- _What you have to do_: Can you retype every one of the entries below, line for line, with no changes?
********
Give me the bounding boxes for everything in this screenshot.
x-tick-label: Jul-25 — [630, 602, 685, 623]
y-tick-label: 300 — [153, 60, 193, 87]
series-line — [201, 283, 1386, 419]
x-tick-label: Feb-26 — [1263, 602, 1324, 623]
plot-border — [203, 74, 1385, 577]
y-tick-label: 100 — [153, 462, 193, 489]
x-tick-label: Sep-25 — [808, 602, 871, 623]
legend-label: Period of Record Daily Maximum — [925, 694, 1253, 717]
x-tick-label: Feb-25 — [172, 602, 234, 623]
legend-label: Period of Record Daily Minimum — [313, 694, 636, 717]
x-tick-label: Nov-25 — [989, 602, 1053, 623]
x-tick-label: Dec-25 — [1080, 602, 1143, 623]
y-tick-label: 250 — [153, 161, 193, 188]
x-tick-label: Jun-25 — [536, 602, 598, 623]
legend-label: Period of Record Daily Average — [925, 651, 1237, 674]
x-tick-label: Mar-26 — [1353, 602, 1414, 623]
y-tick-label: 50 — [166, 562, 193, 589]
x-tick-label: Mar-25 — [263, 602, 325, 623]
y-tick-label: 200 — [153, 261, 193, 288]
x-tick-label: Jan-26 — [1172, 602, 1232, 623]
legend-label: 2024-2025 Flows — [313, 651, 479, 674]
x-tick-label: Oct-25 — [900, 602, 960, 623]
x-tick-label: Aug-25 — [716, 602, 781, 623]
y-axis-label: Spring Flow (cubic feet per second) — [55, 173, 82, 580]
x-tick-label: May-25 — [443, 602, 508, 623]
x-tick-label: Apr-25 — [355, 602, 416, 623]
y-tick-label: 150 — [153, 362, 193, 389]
********
- _Output_:
Give me the bounding boxes for everything in this screenshot.
x-tick-label: Jul-25 — [630, 602, 685, 623]
y-tick-label: 300 — [153, 60, 193, 87]
series-line — [201, 283, 1386, 419]
x-tick-label: Feb-26 — [1263, 602, 1324, 623]
plot-border — [203, 74, 1385, 577]
y-tick-label: 100 — [153, 462, 193, 489]
x-tick-label: Sep-25 — [808, 602, 871, 623]
legend-label: Period of Record Daily Maximum — [925, 694, 1253, 717]
x-tick-label: Feb-25 — [172, 602, 234, 623]
legend-label: Period of Record Daily Minimum — [313, 694, 636, 717]
x-tick-label: Nov-25 — [989, 602, 1053, 623]
x-tick-label: Dec-25 — [1080, 602, 1143, 623]
y-tick-label: 250 — [153, 161, 193, 188]
x-tick-label: Jun-25 — [536, 602, 598, 623]
legend-label: Period of Record Daily Average — [925, 651, 1237, 674]
x-tick-label: Mar-26 — [1353, 602, 1414, 623]
y-tick-label: 50 — [166, 562, 193, 589]
x-tick-label: Mar-25 — [263, 602, 325, 623]
y-tick-label: 200 — [153, 261, 193, 288]
x-tick-label: Jan-26 — [1172, 602, 1232, 623]
legend-label: 2024-2025 Flows — [313, 651, 479, 674]
x-tick-label: Oct-25 — [900, 602, 960, 623]
x-tick-label: Aug-25 — [716, 602, 781, 623]
y-axis-label: Spring Flow (cubic feet per second) — [55, 173, 82, 580]
x-tick-label: May-25 — [443, 602, 508, 623]
x-tick-label: Apr-25 — [355, 602, 416, 623]
y-tick-label: 150 — [153, 362, 193, 389]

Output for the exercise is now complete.